* [WHAT YOU HAVE TO DO]
Print the whole listing exactly.

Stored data
══════════════════════════════

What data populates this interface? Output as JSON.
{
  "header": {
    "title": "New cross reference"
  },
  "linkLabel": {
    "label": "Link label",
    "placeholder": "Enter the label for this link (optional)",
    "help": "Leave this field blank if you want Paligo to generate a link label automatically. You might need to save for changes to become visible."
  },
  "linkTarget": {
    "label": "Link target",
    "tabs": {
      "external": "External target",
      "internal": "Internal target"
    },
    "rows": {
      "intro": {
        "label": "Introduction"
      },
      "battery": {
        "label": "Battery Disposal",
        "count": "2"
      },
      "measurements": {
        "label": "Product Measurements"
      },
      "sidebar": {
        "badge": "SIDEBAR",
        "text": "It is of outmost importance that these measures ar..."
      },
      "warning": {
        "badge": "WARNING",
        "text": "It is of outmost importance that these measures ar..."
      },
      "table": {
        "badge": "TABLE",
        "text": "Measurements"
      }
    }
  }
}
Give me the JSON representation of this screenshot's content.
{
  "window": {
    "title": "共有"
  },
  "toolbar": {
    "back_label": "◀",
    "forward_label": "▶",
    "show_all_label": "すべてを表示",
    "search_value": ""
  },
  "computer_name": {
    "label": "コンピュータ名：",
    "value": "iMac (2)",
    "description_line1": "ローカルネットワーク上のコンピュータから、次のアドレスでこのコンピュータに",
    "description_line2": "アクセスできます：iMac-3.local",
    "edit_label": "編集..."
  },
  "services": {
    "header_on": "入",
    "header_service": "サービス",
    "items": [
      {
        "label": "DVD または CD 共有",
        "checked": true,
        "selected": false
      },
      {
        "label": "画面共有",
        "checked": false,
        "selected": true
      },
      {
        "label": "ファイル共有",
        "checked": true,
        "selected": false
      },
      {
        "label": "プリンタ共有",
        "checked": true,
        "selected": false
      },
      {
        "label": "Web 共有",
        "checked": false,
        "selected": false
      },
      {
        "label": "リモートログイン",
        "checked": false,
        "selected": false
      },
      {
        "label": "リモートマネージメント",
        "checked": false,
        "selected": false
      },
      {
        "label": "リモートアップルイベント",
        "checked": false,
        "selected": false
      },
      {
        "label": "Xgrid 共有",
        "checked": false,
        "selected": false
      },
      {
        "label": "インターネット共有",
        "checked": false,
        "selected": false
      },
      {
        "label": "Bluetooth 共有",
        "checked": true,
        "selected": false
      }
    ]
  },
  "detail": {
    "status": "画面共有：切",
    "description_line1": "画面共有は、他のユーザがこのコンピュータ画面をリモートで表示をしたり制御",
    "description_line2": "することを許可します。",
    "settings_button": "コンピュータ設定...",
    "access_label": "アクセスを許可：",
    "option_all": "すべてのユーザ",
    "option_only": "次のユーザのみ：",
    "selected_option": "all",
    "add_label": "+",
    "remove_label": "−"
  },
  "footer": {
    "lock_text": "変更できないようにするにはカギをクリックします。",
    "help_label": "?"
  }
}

══════════════════════════════

* [PROBLEM SOLUTION]
What data populates this interface? Output as JSON.
{
  "header": {
    "title": "New cross reference"
  },
  "linkLabel": {
    "label": "Link label",
    "placeholder": "Enter the label for this link (optional)",
    "help": "Leave this field blank if you want Paligo to generate a link label automatically. You might need to save for changes to become visible."
  },
  "linkTarget": {
    "label": "Link target",
    "tabs": {
      "external": "External target",
      "internal": "Internal target"
    },
    "rows": {
      "intro": {
        "label": "Introduction"
      },
      "battery": {
        "label": "Battery Disposal",
        "count": "2"
      },
      "measurements": {
        "label": "Product Measurements"
      },
      "sidebar": {
        "badge": "SIDEBAR",
        "text": "It is of outmost importance that these measures ar..."
      },
      "warning": {
        "badge": "WARNING",
        "text": "It is of outmost importance that these measures ar..."
      },
      "table": {
        "badge": "TABLE",
        "text": "Measurements"
      }
    }
  }
}
Give me the JSON representation of this screenshot's content.
{
  "window": {
    "title": "共有"
  },
  "toolbar": {
    "back_label": "◀",
    "forward_label": "▶",
    "show_all_label": "すべてを表示",
    "search_value": ""
  },
  "computer_name": {
    "label": "コンピュータ名：",
    "value": "iMac (2)",
    "description_line1": "ローカルネットワーク上のコンピュータから、次のアドレスでこのコンピュータに",
    "description_line2": "アクセスできます：iMac-3.local",
    "edit_label": "編集..."
  },
  "services": {
    "header_on": "入",
    "header_service": "サービス",
    "items": [
      {
        "label": "DVD または CD 共有",
        "checked": true,
        "selected": false
      },
      {
        "label": "画面共有",
        "checked": false,
        "selected": true
      },
      {
        "label": "ファイル共有",
        "checked": true,
        "selected": false
      },
      {
        "label": "プリンタ共有",
        "checked": true,
        "selected": false
      },
      {
        "label": "Web 共有",
        "checked": false,
        "selected": false
      },
      {
        "label": "リモートログイン",
        "checked": false,
        "selected": false
      },
      {
        "label": "リモートマネージメント",
        "checked": false,
        "selected": false
      },
      {
        "label": "リモートアップルイベント",
        "checked": false,
        "selected": false
      },
      {
        "label": "Xgrid 共有",
        "checked": false,
        "selected": false
      },
      {
        "label": "インターネット共有",
        "checked": false,
        "selected": false
      },
      {
        "label": "Bluetooth 共有",
        "checked": true,
        "selected": false
      }
    ]
  },
  "detail": {
    "status": "画面共有：切",
    "description_line1": "画面共有は、他のユーザがこのコンピュータ画面をリモートで表示をしたり制御",
    "description_line2": "することを許可します。",
    "settings_button": "コンピュータ設定...",
    "access_label": "アクセスを許可：",
    "option_all": "すべてのユーザ",
    "option_only": "次のユーザのみ：",
    "selected_option": "all",
    "add_label": "+",
    "remove_label": "−"
  },
  "footer": {
    "lock_text": "変更できないようにするにはカギをクリックします。",
    "help_label": "?"
  }
}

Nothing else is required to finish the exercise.